* [Exercise prompt]: All lines in the data bearing the string "circle" should be identified and copied.

══ Data entries ══

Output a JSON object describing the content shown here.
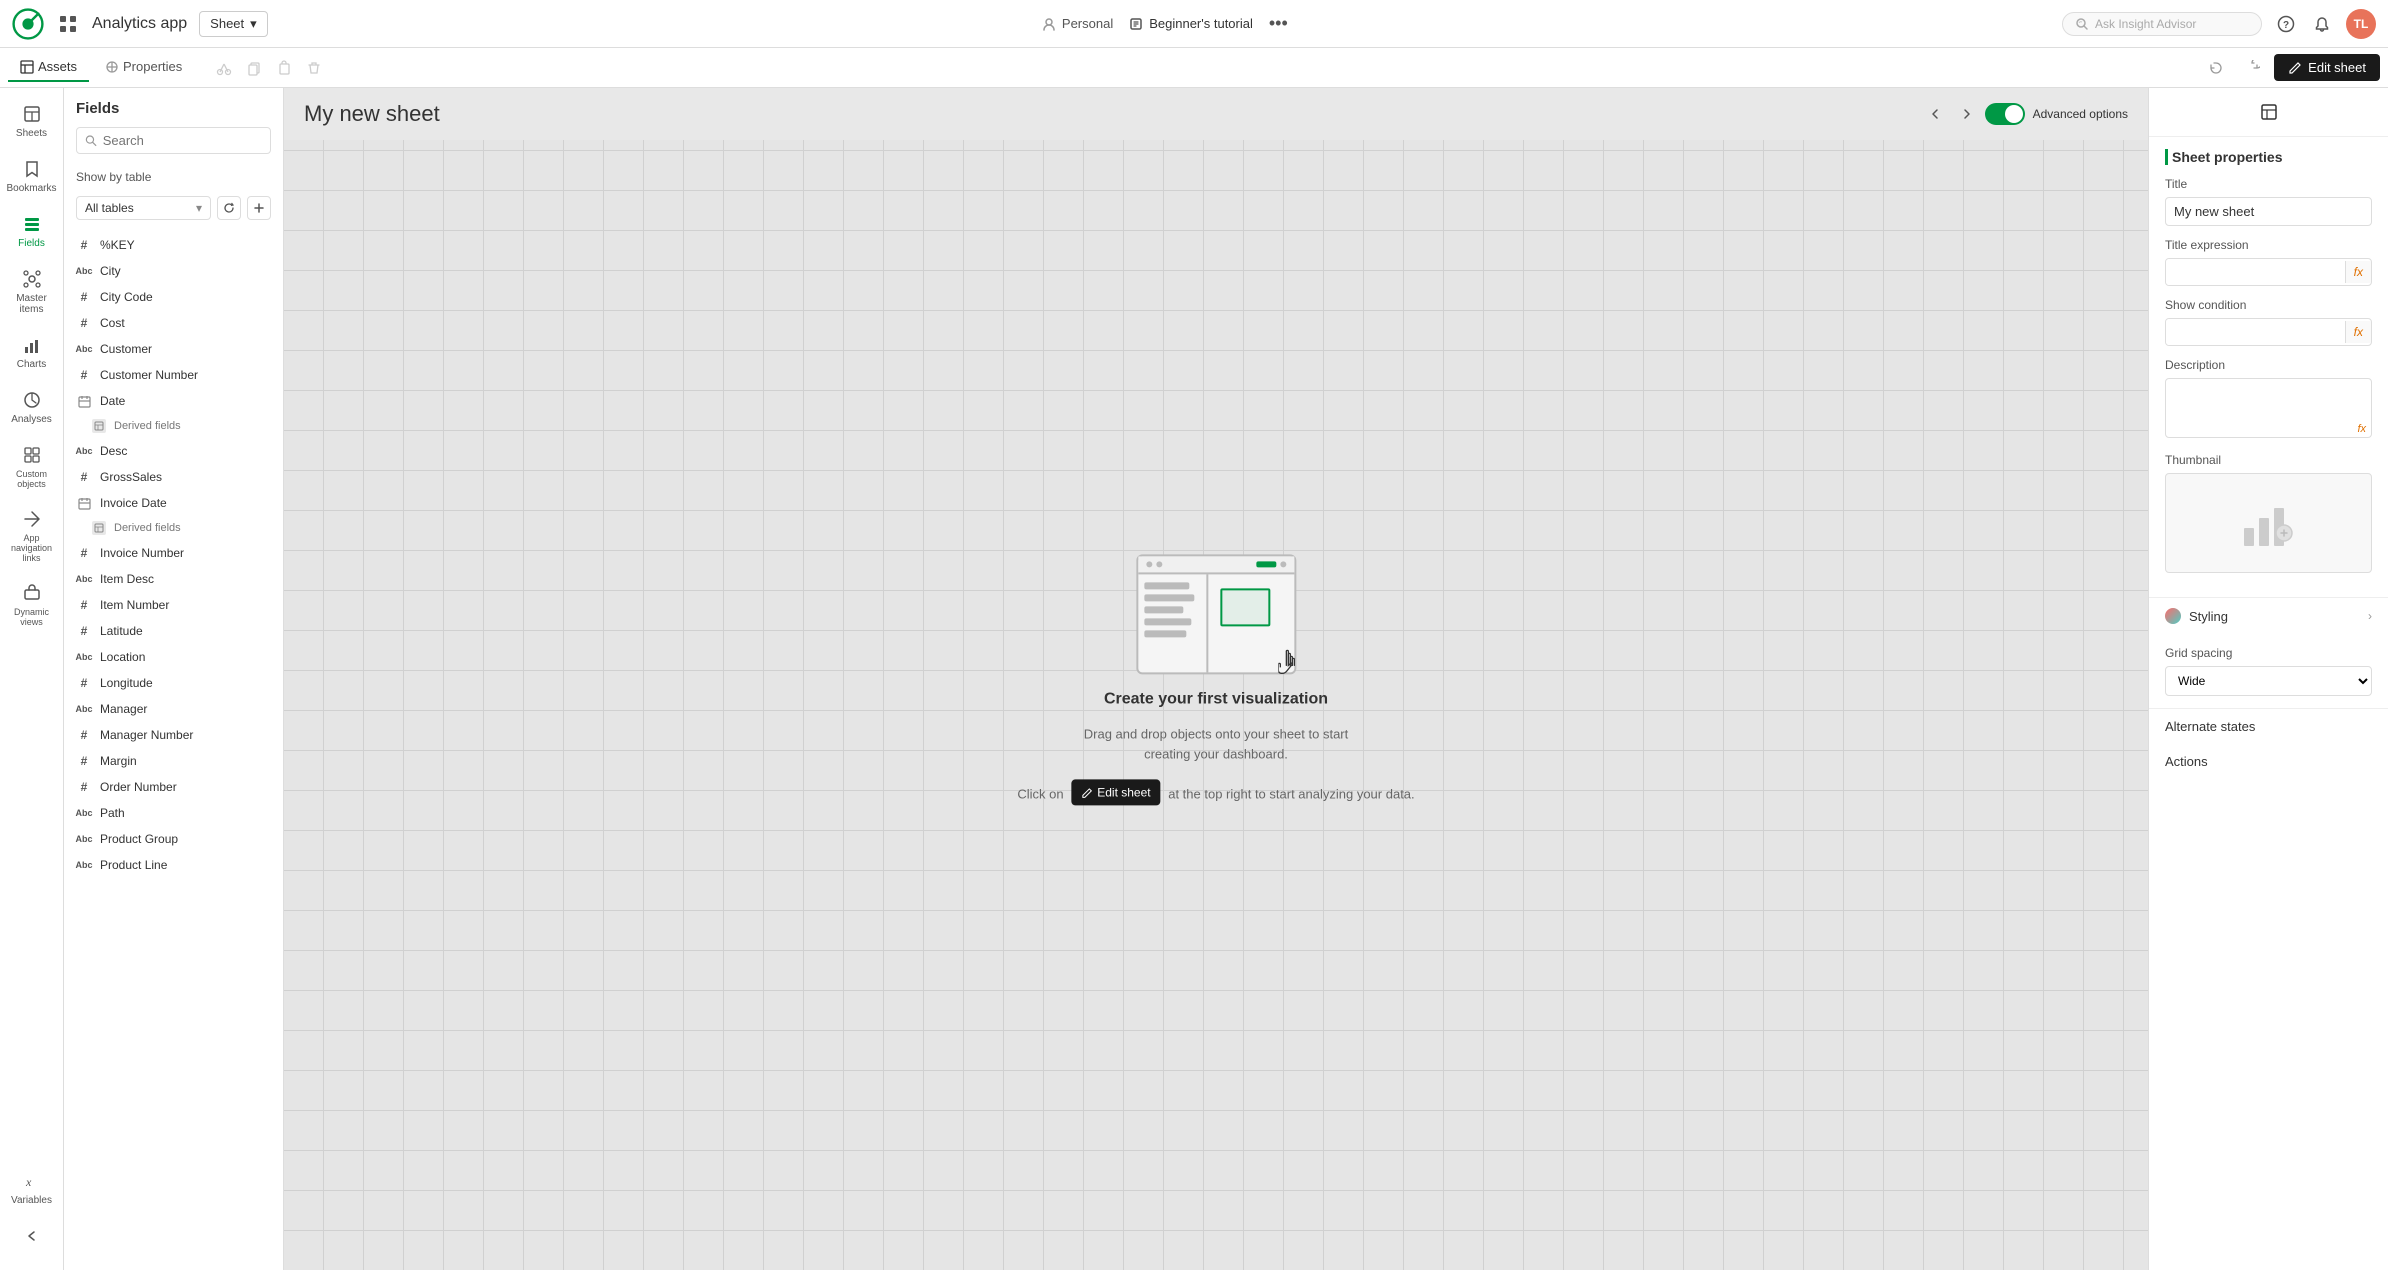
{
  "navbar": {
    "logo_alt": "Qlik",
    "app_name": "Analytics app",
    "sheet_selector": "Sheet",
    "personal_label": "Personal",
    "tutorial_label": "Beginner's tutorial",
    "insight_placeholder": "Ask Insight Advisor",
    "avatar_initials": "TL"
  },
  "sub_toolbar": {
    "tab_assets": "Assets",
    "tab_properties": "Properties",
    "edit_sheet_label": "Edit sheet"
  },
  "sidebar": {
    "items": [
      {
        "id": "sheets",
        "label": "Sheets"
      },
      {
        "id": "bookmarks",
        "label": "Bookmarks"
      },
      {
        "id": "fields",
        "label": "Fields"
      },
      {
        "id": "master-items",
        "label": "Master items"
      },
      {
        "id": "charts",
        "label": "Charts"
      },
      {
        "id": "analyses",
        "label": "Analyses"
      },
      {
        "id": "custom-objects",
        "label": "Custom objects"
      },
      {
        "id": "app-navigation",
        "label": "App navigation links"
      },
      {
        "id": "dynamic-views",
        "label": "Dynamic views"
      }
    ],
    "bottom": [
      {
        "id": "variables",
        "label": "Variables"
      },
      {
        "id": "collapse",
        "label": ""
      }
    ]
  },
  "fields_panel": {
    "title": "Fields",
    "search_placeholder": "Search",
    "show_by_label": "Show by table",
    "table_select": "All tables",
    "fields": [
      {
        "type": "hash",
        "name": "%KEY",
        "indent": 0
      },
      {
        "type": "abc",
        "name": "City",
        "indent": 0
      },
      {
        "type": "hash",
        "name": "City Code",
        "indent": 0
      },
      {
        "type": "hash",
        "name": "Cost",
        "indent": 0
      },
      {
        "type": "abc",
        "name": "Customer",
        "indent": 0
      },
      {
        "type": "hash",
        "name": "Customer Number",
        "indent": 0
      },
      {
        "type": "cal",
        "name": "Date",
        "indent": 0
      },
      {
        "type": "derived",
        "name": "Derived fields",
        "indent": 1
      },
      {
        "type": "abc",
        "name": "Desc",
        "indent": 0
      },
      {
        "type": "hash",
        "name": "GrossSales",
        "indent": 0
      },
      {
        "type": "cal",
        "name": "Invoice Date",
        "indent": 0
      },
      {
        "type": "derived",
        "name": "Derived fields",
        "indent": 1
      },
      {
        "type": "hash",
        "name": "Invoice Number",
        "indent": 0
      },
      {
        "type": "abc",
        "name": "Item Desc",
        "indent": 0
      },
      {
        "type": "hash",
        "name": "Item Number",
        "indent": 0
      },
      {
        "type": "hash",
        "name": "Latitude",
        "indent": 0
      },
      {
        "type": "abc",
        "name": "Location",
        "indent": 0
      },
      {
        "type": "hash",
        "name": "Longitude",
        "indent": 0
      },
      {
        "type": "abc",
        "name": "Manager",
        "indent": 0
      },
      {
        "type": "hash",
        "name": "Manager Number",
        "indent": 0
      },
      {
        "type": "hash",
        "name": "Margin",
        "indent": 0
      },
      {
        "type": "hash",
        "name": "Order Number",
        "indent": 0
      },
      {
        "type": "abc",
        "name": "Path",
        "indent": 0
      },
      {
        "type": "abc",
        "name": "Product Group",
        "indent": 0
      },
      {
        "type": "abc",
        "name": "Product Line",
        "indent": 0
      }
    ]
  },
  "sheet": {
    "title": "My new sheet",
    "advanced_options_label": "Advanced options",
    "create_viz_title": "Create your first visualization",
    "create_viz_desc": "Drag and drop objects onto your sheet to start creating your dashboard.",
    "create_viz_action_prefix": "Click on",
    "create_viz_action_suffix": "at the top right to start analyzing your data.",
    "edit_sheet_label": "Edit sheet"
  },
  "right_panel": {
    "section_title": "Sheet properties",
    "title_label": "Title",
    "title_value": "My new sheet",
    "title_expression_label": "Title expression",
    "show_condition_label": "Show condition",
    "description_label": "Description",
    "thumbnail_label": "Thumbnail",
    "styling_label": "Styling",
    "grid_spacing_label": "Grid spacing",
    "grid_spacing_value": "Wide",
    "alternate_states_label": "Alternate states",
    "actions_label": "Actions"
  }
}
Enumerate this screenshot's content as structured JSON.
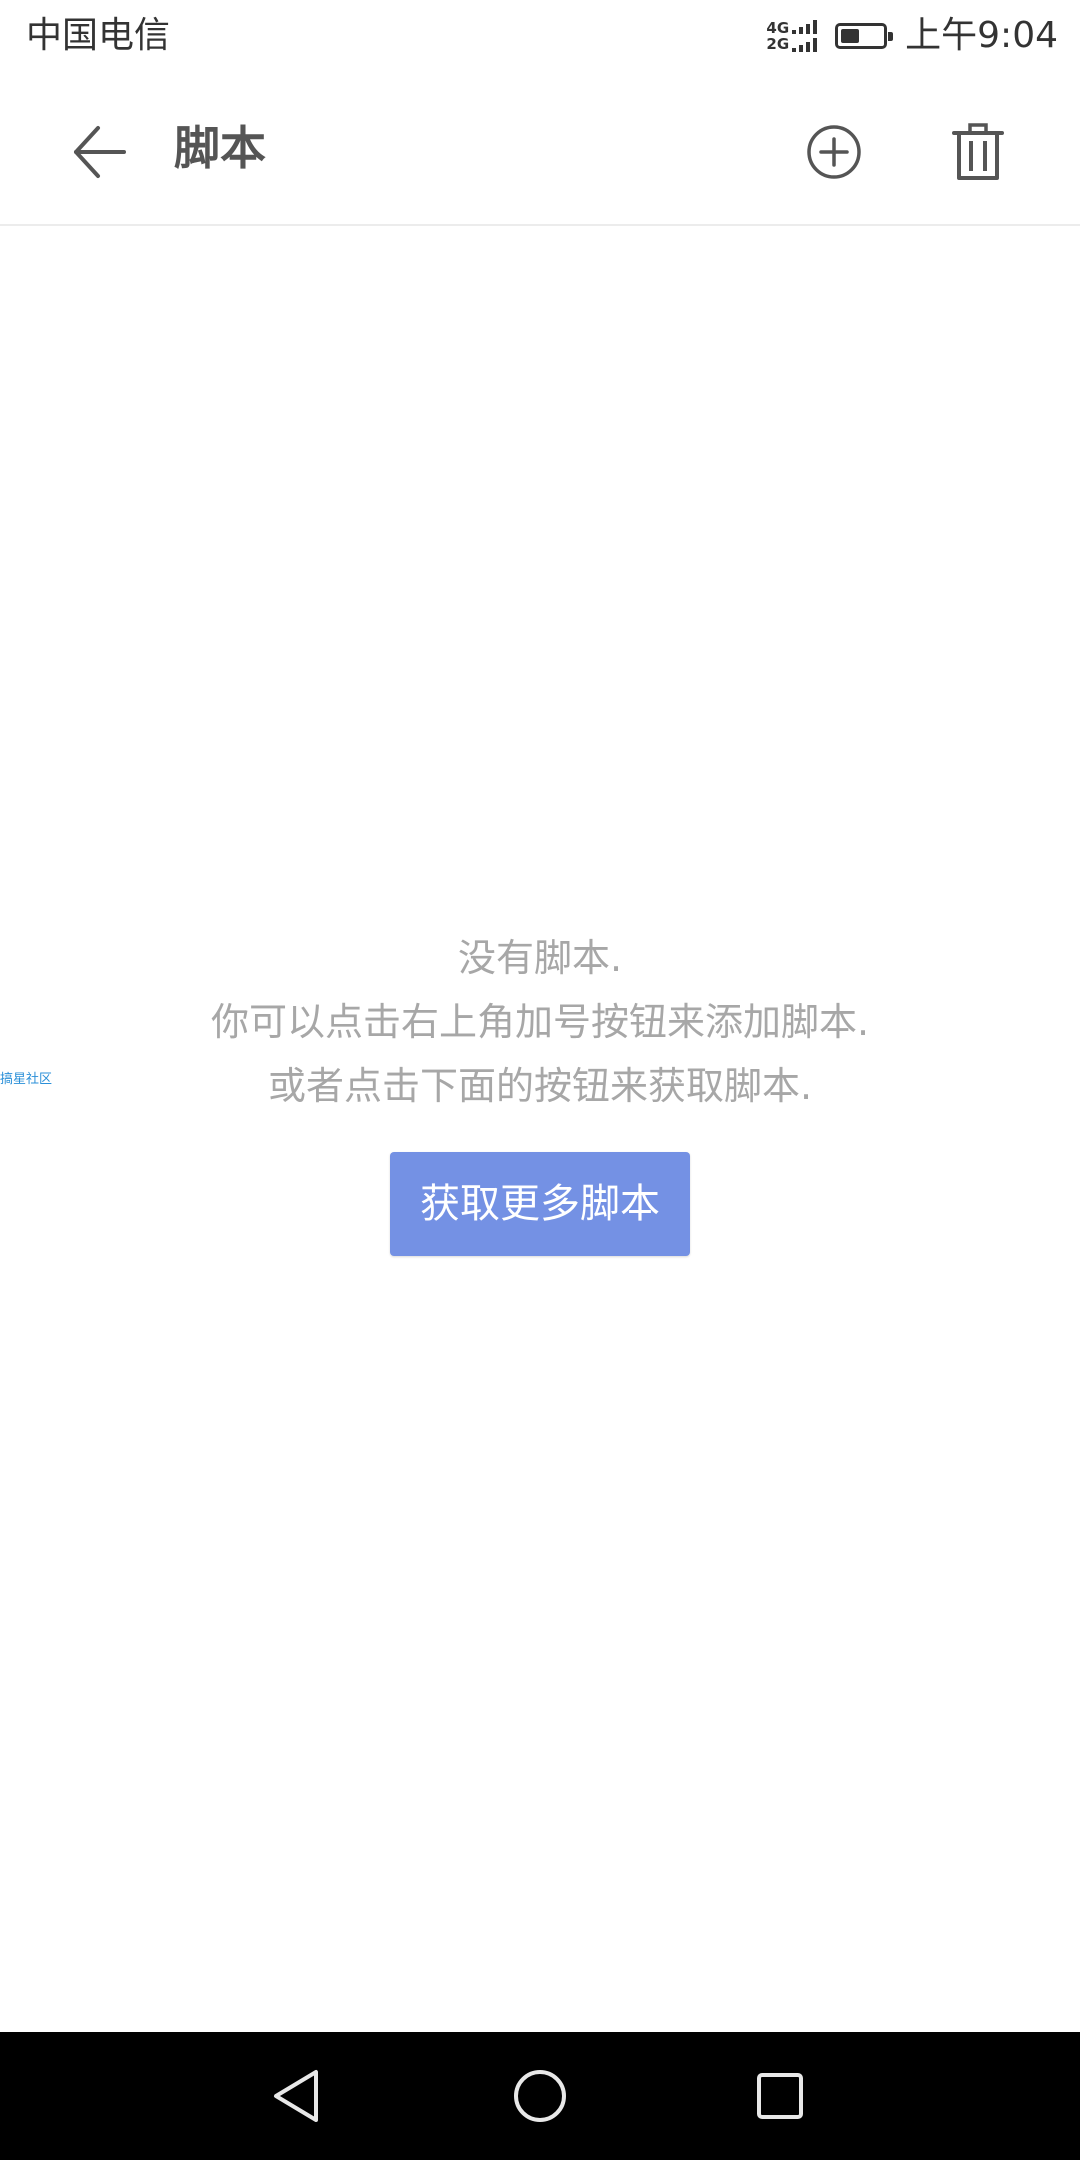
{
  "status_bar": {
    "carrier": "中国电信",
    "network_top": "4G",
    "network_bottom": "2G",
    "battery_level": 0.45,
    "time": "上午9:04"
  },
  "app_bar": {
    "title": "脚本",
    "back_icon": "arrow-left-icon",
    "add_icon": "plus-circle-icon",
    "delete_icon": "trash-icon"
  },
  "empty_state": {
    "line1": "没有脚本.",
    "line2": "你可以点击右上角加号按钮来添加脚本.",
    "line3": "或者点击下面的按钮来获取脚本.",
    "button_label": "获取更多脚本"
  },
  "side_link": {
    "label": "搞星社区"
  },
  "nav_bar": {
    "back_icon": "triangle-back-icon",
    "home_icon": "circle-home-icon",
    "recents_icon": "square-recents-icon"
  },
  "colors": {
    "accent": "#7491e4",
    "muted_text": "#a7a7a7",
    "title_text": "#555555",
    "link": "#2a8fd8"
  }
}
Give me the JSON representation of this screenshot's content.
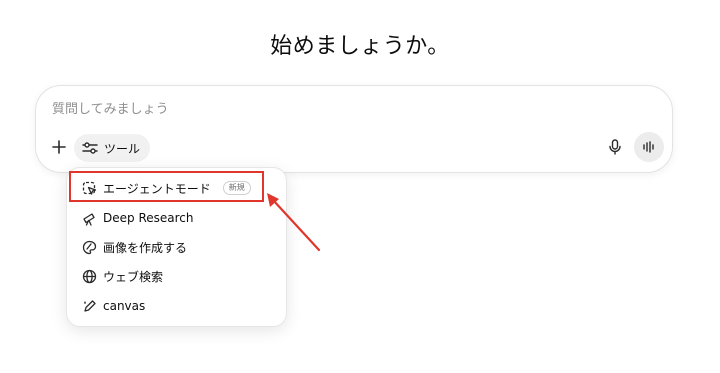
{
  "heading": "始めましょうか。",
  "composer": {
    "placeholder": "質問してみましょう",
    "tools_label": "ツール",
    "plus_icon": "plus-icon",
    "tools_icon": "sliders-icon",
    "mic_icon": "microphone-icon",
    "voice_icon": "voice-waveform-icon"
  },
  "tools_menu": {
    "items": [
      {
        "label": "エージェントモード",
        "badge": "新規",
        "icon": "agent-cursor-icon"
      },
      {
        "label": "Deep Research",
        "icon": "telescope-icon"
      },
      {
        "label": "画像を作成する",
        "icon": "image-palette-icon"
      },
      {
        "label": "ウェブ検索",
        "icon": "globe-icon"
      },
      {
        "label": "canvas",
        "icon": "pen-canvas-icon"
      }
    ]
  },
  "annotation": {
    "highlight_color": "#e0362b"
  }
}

═══

* [Response to this exercise]:
    "add_icon": "plus-circle-icon",
    "home_icon": "circle-home-icon",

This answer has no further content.